[GOAL] Copy all the data exactly, except the pictures.

Extracted records:
+ + + +
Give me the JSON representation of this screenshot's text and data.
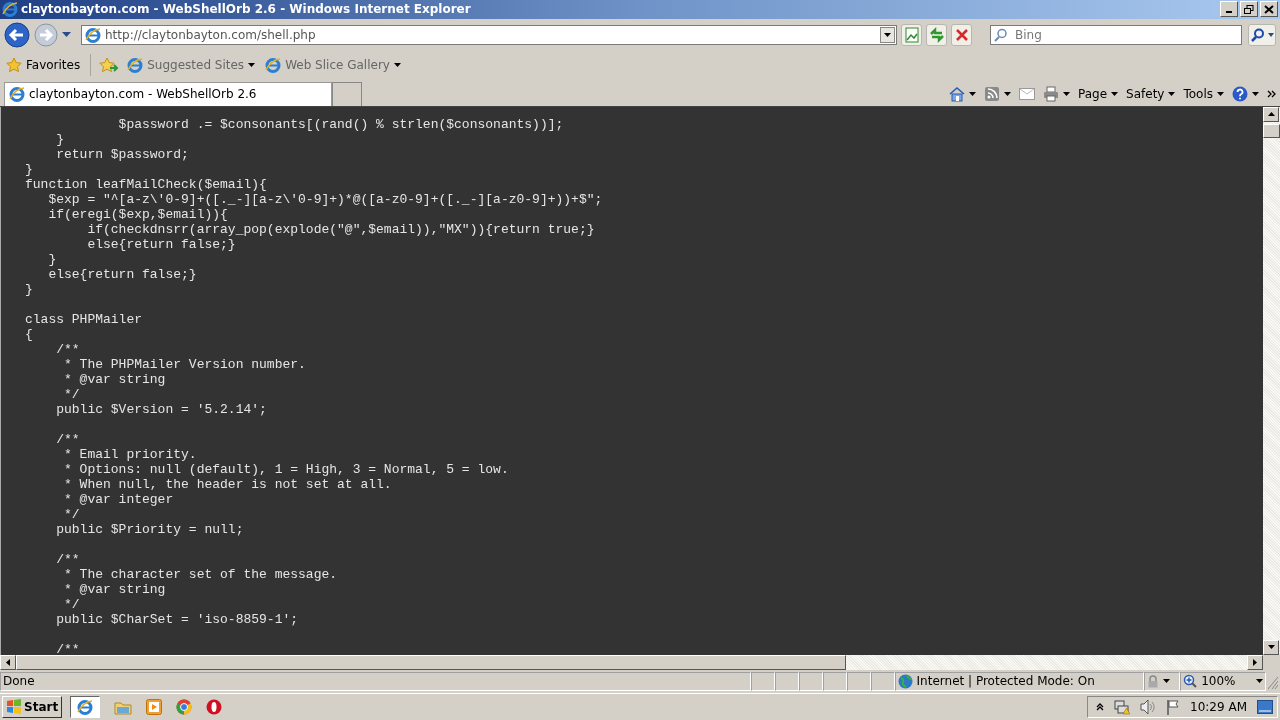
{
  "window": {
    "title": "claytonbayton.com - WebShellOrb 2.6 - Windows Internet Explorer"
  },
  "address_bar": {
    "url": "http://claytonbayton.com/shell.php"
  },
  "search": {
    "placeholder": "Bing"
  },
  "favorites_bar": {
    "favorites": "Favorites",
    "links": [
      "Suggested Sites",
      "Web Slice Gallery"
    ]
  },
  "tabs": [
    {
      "label": "claytonbayton.com - WebShellOrb 2.6",
      "selected": true
    }
  ],
  "command_bar": [
    "Page",
    "Safety",
    "Tools"
  ],
  "code": {
    "blocks": [
      [
        "            $password .= $consonants[(rand() % strlen($consonants))];",
        "    }",
        "    return $password;",
        "}",
        "function leafMailCheck($email){",
        "   $exp = \"^[a-z\\'0-9]+([._-][a-z\\'0-9]+)*@([a-z0-9]+([._-][a-z0-9]+))+$\";",
        "   if(eregi($exp,$email)){",
        "        if(checkdnsrr(array_pop(explode(\"@\",$email)),\"MX\")){return true;}",
        "        else{return false;}",
        "   }",
        "   else{return false;}",
        "}"
      ],
      [
        "class PHPMailer",
        "{",
        "    /**",
        "     * The PHPMailer Version number.",
        "     * @var string",
        "     */",
        "    public $Version = '5.2.14';"
      ],
      [
        "    /**",
        "     * Email priority.",
        "     * Options: null (default), 1 = High, 3 = Normal, 5 = low.",
        "     * When null, the header is not set at all.",
        "     * @var integer",
        "     */",
        "    public $Priority = null;"
      ],
      [
        "    /**",
        "     * The character set of the message.",
        "     * @var string",
        "     */",
        "    public $CharSet = 'iso-8859-1';"
      ],
      [
        "    /**"
      ]
    ]
  },
  "status_bar": {
    "status": "Done",
    "zone": "Internet | Protected Mode: On",
    "zoom": "100%"
  },
  "taskbar": {
    "start": "Start",
    "clock": "10:29 AM"
  }
}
+ + + +
[THE RESPONSE]
Give me the JSON representation of this screenshot's text and data.
{
  "window": {
    "title": "claytonbayton.com - WebShellOrb 2.6 - Windows Internet Explorer"
  },
  "address_bar": {
    "url": "http://claytonbayton.com/shell.php"
  },
  "search": {
    "placeholder": "Bing"
  },
  "favorites_bar": {
    "favorites": "Favorites",
    "links": [
      "Suggested Sites",
      "Web Slice Gallery"
    ]
  },
  "tabs": [
    {
      "label": "claytonbayton.com - WebShellOrb 2.6",
      "selected": true
    }
  ],
  "command_bar": [
    "Page",
    "Safety",
    "Tools"
  ],
  "code": {
    "blocks": [
      [
        "            $password .= $consonants[(rand() % strlen($consonants))];",
        "    }",
        "    return $password;",
        "}",
        "function leafMailCheck($email){",
        "   $exp = \"^[a-z\\'0-9]+([._-][a-z\\'0-9]+)*@([a-z0-9]+([._-][a-z0-9]+))+$\";",
        "   if(eregi($exp,$email)){",
        "        if(checkdnsrr(array_pop(explode(\"@\",$email)),\"MX\")){return true;}",
        "        else{return false;}",
        "   }",
        "   else{return false;}",
        "}"
      ],
      [
        "class PHPMailer",
        "{",
        "    /**",
        "     * The PHPMailer Version number.",
        "     * @var string",
        "     */",
        "    public $Version = '5.2.14';"
      ],
      [
        "    /**",
        "     * Email priority.",
        "     * Options: null (default), 1 = High, 3 = Normal, 5 = low.",
        "     * When null, the header is not set at all.",
        "     * @var integer",
        "     */",
        "    public $Priority = null;"
      ],
      [
        "    /**",
        "     * The character set of the message.",
        "     * @var string",
        "     */",
        "    public $CharSet = 'iso-8859-1';"
      ],
      [
        "    /**"
      ]
    ]
  },
  "status_bar": {
    "status": "Done",
    "zone": "Internet | Protected Mode: On",
    "zoom": "100%"
  },
  "taskbar": {
    "start": "Start",
    "clock": "10:29 AM"
  }
}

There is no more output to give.